WRITTEN EXERCISE – Consider the records below. How many of their lines include the word "marker"? State the number and nothing else.

Records from a data source:
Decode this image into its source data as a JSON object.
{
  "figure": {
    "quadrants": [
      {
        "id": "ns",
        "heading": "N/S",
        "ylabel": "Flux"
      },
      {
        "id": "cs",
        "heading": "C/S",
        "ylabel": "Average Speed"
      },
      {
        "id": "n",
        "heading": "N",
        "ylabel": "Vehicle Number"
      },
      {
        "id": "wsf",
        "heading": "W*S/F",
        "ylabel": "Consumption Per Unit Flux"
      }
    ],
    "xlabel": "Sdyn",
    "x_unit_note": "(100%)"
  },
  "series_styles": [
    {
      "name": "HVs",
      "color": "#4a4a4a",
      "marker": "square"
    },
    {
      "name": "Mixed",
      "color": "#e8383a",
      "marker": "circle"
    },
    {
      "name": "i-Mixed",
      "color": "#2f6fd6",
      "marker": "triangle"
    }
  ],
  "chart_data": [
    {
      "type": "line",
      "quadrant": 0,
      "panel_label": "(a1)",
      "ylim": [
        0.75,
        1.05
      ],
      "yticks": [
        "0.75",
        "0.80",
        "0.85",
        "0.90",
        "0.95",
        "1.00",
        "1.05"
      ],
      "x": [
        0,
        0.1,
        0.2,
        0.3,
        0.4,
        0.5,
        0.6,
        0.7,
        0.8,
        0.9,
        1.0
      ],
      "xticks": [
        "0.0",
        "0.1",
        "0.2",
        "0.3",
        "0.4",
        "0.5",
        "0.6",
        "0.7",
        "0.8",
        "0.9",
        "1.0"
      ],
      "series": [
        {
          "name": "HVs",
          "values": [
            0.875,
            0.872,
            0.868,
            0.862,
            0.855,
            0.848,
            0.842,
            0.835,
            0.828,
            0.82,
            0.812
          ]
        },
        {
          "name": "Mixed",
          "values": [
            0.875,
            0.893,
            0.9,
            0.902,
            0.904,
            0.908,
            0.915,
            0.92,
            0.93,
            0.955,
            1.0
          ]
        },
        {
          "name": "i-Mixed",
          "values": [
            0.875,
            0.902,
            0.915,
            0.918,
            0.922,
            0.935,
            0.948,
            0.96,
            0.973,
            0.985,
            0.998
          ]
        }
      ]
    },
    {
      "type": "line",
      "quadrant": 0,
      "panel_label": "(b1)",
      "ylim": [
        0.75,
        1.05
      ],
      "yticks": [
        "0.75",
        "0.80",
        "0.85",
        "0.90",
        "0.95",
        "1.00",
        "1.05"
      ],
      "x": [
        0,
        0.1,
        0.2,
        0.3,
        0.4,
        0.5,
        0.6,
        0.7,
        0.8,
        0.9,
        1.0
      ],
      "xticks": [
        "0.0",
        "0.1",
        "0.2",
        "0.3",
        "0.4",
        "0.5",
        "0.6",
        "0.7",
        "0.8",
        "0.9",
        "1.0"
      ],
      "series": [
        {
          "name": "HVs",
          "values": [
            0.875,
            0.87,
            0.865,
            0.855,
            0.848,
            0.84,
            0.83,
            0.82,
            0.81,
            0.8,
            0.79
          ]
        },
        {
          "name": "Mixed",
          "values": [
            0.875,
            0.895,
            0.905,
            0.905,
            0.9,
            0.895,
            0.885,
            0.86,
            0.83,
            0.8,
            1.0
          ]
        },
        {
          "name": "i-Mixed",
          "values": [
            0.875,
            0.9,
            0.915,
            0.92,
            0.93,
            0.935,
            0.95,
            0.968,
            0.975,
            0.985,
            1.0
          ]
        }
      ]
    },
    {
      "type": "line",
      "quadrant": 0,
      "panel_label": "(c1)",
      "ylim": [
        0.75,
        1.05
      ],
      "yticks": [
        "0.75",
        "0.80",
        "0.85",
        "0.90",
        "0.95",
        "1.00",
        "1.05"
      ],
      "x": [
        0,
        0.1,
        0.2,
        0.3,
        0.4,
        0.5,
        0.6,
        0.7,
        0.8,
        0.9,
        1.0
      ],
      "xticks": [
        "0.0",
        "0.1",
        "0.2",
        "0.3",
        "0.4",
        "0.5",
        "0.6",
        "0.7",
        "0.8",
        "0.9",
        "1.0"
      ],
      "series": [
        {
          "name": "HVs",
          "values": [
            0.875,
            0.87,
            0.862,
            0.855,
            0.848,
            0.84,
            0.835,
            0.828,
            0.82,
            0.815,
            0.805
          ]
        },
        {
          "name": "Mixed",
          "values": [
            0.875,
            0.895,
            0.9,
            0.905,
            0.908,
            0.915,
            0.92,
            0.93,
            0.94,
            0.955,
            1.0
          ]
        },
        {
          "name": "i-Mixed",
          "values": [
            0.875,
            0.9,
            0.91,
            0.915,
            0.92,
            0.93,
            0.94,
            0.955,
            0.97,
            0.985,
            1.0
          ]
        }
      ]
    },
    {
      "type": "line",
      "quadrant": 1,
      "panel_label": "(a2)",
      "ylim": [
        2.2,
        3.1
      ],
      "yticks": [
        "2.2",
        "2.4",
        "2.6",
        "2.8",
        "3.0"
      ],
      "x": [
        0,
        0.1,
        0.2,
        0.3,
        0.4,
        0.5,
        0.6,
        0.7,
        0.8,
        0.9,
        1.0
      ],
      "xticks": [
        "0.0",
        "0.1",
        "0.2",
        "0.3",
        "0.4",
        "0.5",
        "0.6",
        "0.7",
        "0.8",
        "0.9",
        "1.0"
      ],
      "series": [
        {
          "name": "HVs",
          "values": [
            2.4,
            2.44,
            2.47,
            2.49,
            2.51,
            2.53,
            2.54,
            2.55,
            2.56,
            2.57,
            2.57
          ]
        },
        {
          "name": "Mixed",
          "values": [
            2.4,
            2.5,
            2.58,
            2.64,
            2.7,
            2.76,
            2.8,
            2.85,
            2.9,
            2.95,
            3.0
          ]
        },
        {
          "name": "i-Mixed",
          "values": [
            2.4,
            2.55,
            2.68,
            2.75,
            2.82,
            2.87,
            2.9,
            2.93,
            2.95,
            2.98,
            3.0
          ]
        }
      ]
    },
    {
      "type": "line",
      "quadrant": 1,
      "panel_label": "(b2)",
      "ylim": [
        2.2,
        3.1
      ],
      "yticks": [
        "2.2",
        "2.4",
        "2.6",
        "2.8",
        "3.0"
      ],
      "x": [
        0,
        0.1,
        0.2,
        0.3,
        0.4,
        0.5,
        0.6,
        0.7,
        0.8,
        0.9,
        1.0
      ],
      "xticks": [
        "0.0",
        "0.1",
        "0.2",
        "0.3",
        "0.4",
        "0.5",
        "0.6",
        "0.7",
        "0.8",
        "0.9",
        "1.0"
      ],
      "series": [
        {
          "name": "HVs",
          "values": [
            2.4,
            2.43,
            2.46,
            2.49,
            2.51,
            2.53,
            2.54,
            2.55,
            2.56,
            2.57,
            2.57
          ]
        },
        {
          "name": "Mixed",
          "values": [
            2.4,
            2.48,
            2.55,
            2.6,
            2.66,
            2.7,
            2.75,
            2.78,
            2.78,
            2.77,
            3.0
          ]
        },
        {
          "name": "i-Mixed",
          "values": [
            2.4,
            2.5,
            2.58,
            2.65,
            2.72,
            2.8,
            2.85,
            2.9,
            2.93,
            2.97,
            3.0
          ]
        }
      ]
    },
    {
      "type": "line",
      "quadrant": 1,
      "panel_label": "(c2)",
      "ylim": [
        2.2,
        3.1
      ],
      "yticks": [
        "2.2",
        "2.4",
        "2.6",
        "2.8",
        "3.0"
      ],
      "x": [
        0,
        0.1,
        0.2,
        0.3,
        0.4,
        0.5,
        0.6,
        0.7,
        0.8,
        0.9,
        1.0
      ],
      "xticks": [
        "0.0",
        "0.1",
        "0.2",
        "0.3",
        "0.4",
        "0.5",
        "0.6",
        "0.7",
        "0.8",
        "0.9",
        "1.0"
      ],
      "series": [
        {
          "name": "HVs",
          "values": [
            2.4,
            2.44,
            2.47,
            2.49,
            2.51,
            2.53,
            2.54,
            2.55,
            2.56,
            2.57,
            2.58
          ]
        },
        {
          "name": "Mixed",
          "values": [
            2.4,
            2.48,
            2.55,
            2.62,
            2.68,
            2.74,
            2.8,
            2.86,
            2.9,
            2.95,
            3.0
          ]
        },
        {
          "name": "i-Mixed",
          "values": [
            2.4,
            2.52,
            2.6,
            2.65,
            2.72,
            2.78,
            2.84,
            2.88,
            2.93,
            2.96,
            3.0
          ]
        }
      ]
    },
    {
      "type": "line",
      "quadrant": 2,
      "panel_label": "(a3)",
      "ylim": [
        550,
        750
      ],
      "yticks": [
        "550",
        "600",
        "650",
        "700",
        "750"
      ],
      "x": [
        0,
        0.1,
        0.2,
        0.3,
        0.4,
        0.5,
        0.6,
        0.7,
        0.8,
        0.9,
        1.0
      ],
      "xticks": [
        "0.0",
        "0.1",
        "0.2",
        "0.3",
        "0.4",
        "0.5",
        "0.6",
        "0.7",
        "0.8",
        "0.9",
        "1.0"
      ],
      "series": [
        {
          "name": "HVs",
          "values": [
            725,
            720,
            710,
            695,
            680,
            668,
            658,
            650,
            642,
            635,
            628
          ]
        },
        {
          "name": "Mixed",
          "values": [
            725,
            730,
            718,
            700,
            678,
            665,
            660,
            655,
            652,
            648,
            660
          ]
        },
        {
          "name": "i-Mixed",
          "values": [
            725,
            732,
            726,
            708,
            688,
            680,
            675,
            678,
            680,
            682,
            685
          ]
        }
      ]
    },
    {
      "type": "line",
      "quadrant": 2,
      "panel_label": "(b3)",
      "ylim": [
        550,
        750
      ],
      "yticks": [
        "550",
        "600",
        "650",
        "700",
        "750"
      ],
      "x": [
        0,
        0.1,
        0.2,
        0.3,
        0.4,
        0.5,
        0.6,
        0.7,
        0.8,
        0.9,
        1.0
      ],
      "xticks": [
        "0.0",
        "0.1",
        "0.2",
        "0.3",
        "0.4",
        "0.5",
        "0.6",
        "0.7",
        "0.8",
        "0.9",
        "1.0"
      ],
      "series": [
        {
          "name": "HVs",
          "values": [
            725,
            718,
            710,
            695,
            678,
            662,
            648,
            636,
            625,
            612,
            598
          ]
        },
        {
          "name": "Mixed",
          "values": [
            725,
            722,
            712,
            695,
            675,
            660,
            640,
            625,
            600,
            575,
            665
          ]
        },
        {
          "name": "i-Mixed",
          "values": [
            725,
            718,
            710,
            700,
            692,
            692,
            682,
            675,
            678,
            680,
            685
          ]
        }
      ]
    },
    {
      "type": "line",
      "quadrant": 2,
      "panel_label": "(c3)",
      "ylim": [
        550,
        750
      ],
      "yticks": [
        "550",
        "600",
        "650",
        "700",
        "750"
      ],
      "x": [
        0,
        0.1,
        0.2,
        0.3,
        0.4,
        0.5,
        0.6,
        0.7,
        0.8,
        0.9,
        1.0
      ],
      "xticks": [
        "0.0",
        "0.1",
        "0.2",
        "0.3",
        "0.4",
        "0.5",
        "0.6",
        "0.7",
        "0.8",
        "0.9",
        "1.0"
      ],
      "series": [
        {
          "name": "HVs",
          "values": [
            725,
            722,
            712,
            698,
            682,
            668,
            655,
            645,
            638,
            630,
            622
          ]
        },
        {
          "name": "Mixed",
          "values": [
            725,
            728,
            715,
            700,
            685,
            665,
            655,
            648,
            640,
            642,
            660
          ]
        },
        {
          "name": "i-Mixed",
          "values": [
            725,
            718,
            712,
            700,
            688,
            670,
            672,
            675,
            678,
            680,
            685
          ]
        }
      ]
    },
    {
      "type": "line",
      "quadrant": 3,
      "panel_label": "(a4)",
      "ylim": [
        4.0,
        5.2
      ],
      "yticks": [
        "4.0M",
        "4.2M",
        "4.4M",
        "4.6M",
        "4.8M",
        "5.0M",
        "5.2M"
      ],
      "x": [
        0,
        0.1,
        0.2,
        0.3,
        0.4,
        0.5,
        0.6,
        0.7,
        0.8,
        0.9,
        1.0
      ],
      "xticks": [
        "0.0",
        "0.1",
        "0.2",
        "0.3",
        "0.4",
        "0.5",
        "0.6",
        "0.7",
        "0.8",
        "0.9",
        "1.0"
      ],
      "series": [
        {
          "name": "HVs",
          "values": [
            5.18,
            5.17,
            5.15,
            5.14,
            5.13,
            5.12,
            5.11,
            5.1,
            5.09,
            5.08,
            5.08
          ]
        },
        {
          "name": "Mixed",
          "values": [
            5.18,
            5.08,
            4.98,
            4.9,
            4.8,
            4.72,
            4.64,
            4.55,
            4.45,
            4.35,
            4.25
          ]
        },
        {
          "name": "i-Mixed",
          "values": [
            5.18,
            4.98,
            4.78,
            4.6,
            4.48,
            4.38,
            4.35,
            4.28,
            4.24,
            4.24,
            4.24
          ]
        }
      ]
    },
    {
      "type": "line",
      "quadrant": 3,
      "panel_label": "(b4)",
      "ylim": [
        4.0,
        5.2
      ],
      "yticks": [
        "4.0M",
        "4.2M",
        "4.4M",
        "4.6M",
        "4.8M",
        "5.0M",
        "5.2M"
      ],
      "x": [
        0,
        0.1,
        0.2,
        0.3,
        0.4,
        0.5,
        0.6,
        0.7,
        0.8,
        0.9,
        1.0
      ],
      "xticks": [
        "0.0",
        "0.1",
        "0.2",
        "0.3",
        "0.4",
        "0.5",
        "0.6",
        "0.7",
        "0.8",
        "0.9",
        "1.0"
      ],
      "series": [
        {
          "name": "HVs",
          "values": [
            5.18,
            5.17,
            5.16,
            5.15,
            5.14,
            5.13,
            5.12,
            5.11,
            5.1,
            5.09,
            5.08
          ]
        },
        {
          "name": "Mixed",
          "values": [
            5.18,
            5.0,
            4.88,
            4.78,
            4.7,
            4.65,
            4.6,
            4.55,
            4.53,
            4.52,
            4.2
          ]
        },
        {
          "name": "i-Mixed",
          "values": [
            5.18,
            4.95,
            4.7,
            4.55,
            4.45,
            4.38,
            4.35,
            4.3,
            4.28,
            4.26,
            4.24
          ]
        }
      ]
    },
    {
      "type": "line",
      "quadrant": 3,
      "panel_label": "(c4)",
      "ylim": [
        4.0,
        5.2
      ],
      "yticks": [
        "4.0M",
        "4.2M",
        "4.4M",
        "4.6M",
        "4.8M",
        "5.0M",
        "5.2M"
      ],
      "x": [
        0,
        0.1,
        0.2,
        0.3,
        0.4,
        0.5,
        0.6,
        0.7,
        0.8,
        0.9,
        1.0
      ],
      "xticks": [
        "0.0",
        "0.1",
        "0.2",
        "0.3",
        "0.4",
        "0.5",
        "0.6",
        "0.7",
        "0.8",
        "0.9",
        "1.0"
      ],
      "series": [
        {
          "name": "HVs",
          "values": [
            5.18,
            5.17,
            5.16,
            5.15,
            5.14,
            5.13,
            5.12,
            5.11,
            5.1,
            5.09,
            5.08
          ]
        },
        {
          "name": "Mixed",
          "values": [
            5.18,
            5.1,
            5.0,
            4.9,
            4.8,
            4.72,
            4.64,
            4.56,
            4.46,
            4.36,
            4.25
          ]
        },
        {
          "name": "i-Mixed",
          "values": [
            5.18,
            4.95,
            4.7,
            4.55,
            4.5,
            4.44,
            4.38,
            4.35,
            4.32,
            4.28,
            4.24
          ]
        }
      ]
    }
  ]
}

ANSWER FOR THE TASK – 3